[Region annotation records]

=-=-=-=-=

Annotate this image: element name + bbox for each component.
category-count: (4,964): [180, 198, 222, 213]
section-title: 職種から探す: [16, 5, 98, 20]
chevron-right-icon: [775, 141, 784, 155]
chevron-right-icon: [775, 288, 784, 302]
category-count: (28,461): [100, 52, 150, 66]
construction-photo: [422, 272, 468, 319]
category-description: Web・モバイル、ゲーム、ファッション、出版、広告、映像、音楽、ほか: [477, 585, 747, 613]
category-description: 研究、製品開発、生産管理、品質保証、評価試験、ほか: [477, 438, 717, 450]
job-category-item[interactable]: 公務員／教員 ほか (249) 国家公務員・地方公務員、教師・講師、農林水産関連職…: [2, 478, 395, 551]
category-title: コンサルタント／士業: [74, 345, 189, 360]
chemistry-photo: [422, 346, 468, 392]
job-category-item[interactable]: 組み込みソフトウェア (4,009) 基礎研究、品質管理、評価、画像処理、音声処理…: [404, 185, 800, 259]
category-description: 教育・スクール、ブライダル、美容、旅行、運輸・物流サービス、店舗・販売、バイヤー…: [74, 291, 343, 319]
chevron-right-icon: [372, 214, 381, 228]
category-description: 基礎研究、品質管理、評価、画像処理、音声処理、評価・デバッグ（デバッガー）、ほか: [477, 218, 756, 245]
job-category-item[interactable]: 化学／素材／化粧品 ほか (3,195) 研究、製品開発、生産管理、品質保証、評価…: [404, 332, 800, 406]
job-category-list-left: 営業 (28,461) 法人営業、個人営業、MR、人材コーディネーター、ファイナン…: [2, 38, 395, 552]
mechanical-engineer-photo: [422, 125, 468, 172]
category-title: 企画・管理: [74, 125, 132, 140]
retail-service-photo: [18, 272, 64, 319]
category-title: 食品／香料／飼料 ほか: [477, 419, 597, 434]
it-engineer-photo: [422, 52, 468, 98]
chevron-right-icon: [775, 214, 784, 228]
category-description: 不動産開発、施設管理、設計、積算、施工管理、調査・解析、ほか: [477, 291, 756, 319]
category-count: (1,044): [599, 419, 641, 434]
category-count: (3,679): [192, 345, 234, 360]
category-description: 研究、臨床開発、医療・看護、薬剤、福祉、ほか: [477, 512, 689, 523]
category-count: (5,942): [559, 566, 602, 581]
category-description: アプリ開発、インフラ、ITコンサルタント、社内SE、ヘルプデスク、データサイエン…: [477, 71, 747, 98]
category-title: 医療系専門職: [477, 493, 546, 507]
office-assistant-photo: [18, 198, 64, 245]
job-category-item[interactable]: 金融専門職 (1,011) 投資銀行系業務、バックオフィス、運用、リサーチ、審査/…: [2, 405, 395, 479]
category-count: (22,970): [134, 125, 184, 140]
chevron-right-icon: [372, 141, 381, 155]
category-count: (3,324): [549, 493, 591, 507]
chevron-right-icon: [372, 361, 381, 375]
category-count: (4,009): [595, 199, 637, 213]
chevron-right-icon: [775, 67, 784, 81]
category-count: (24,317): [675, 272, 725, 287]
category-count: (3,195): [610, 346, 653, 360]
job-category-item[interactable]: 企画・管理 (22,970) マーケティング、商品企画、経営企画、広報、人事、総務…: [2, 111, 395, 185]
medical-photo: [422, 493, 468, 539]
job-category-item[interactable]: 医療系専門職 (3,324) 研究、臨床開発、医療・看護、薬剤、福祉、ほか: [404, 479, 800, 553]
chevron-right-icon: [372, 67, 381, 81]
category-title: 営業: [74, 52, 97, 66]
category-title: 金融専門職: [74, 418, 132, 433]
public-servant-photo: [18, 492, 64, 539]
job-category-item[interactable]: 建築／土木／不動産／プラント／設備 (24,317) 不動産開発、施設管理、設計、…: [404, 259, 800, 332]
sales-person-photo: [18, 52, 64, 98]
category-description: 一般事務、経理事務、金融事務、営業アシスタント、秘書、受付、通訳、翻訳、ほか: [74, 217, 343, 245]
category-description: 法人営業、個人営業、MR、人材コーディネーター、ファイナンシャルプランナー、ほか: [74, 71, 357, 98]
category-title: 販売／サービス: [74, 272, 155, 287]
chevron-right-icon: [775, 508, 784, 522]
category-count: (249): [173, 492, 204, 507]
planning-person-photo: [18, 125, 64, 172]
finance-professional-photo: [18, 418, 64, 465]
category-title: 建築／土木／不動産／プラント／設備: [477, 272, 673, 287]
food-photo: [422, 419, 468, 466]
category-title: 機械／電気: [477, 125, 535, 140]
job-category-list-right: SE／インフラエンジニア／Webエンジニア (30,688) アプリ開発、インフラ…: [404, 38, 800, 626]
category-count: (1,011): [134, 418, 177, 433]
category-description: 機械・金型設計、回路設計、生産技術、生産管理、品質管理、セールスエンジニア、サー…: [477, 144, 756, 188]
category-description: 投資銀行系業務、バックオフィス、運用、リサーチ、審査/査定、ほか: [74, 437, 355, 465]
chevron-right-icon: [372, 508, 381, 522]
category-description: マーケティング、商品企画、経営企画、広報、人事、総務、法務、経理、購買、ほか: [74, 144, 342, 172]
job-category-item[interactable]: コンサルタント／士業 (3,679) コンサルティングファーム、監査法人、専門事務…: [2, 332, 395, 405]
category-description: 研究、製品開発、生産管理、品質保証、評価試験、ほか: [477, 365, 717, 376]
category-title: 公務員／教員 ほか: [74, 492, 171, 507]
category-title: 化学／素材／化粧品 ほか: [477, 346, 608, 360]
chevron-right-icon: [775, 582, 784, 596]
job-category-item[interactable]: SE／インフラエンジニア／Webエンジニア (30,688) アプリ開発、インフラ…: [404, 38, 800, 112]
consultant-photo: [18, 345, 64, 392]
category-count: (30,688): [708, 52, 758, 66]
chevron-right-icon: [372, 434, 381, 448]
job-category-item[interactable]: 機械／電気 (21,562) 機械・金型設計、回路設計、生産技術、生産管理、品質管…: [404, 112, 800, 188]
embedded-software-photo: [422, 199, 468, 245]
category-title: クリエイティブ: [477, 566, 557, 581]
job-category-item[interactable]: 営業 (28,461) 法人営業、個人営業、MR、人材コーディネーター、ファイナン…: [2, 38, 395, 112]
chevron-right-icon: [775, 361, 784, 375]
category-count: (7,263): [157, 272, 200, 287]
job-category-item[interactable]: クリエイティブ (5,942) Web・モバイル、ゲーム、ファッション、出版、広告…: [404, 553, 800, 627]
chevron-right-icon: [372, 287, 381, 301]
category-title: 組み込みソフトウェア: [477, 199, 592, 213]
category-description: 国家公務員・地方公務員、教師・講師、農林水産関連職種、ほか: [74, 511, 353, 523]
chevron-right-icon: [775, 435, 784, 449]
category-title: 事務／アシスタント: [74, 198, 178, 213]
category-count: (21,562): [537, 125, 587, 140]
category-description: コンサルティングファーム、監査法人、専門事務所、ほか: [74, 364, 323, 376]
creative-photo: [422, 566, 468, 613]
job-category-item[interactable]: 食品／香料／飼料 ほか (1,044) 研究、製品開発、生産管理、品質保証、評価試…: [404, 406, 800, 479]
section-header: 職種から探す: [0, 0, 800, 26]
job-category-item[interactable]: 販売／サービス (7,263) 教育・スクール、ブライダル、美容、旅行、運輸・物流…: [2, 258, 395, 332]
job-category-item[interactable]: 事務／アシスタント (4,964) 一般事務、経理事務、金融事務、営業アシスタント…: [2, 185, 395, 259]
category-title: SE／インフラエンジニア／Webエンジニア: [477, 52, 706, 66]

=-=-=-=-=

Print the lines above without any change, starting at the first one and ending at the line that contains "438, 717, 450]", with both of those included.

=== OUTPUT OF THE EXERCISE ===
Annotate this image: element name + bbox for each component.
category-count: (4,964): [180, 198, 222, 213]
section-title: 職種から探す: [16, 5, 98, 20]
chevron-right-icon: [775, 141, 784, 155]
chevron-right-icon: [775, 288, 784, 302]
category-count: (28,461): [100, 52, 150, 66]
construction-photo: [422, 272, 468, 319]
category-description: Web・モバイル、ゲーム、ファッション、出版、広告、映像、音楽、ほか: [477, 585, 747, 613]
category-description: 研究、製品開発、生産管理、品質保証、評価試験、ほか: [477, 438, 717, 450]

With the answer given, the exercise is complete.